◆ **Records provided**

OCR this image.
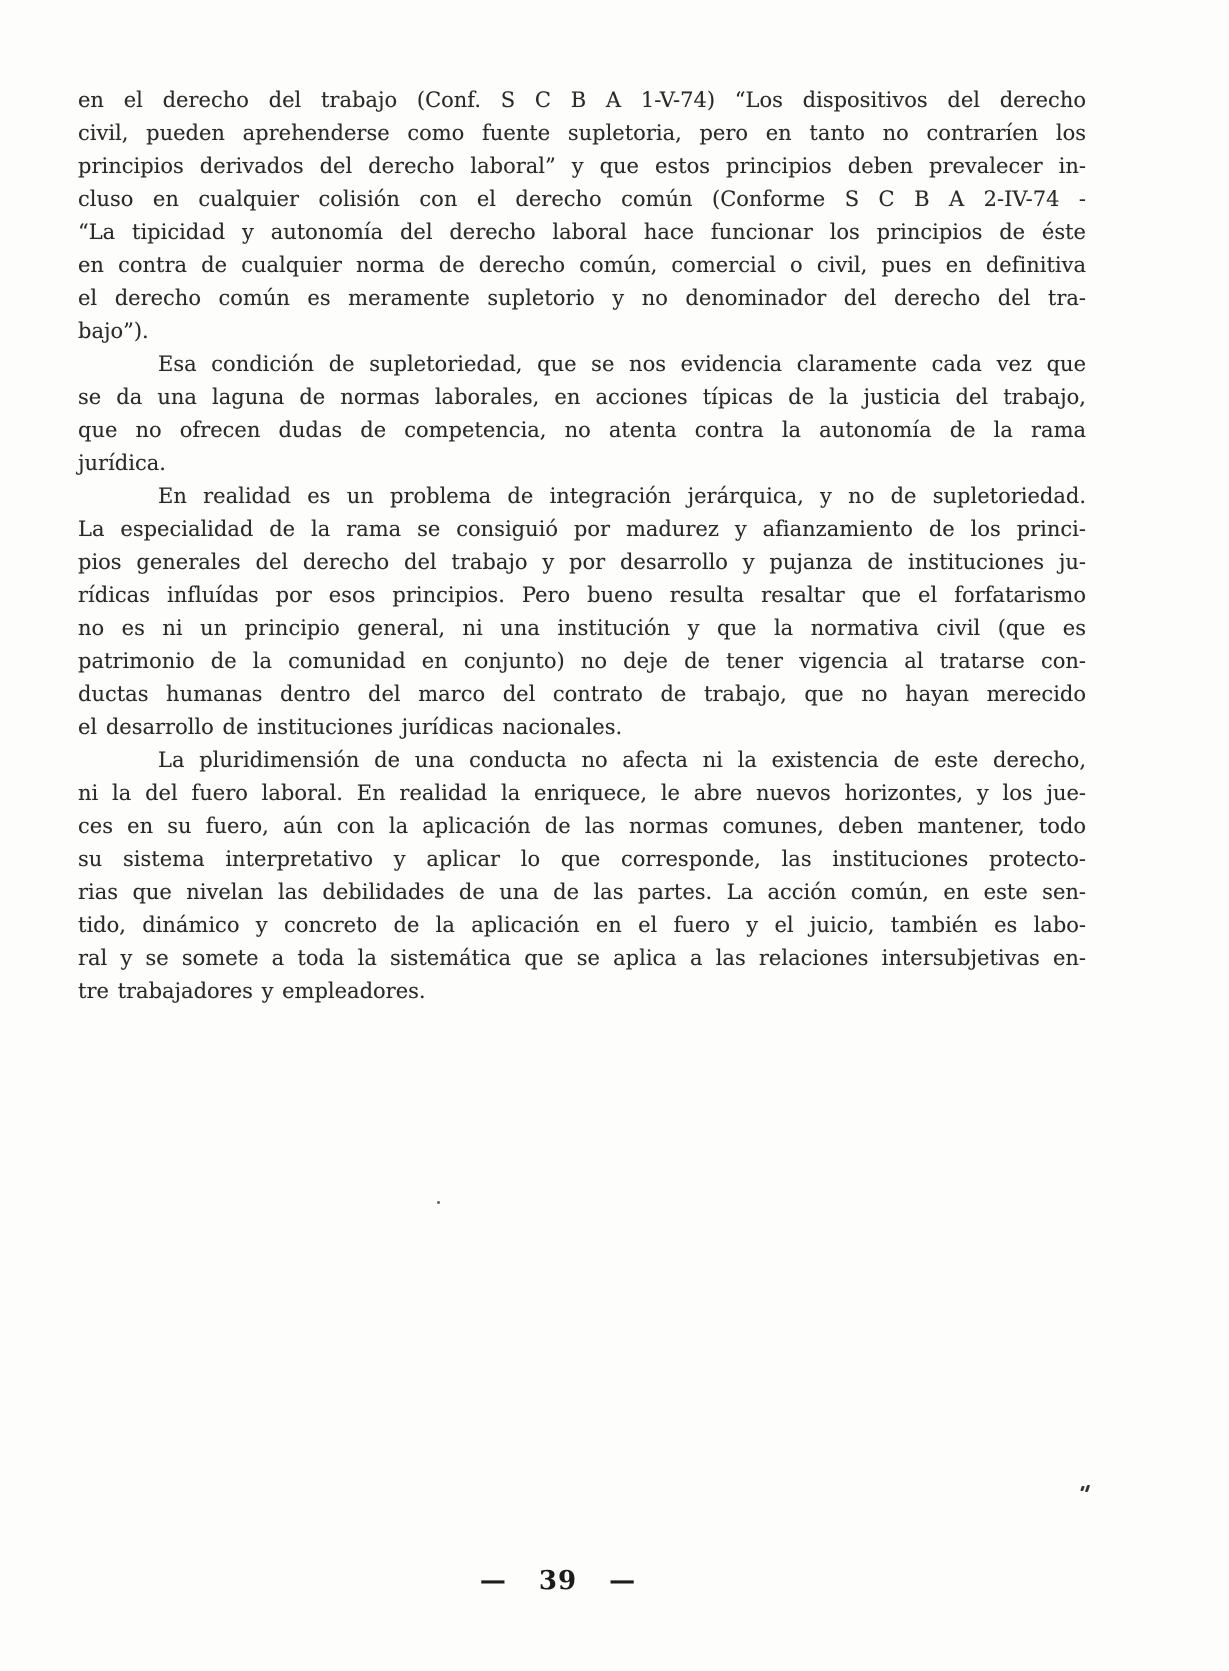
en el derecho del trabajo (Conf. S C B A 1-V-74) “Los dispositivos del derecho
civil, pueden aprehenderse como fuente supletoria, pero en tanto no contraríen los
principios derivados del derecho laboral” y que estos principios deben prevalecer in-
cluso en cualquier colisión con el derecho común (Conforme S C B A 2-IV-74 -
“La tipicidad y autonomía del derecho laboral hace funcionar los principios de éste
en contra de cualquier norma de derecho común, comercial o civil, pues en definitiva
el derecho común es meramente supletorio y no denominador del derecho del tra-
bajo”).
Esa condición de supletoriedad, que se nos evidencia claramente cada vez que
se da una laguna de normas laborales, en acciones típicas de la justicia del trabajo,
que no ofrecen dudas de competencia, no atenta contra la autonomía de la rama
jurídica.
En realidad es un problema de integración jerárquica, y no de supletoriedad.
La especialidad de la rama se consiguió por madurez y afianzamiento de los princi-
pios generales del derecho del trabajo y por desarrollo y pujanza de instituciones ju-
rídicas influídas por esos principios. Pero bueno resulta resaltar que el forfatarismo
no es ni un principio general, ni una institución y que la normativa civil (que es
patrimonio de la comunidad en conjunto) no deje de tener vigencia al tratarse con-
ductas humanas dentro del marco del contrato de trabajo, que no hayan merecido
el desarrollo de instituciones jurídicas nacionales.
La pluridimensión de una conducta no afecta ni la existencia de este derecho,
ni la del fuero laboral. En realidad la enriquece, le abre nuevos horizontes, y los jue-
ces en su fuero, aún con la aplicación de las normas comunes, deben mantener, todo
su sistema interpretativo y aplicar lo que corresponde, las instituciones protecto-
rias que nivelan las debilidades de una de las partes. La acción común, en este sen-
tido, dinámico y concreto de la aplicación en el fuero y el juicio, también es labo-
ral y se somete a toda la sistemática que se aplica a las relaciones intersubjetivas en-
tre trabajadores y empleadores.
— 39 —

...

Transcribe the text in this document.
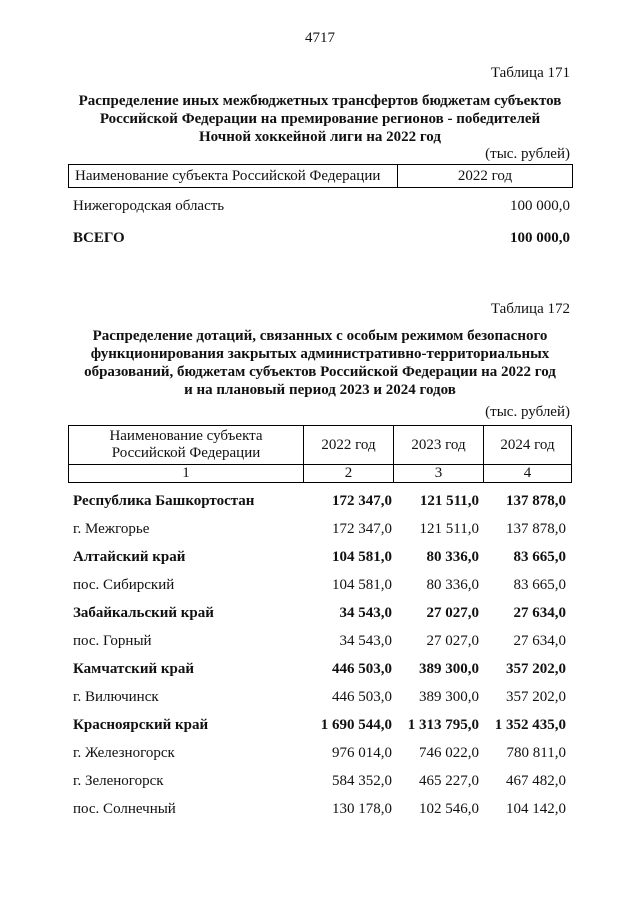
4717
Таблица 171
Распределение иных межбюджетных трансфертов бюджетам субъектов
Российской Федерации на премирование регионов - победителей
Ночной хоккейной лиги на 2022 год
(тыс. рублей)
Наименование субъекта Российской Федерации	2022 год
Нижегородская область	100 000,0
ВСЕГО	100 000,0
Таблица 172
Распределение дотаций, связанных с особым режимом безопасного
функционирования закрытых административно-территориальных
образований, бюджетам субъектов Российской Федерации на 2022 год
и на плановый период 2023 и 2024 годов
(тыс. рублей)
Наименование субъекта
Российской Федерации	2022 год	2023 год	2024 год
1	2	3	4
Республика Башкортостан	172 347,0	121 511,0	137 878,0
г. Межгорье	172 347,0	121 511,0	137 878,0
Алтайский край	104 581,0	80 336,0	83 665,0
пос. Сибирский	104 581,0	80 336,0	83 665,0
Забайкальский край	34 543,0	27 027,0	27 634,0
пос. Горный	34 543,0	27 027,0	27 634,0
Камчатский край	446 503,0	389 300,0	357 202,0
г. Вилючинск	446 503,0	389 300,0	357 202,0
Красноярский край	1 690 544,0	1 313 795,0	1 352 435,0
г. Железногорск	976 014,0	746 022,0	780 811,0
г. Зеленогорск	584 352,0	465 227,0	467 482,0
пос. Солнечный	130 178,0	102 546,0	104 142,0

◆ **Problem description**
Work out how many lines in the records above hold the string "this", then give only that count.

◆ **Exercise response**
2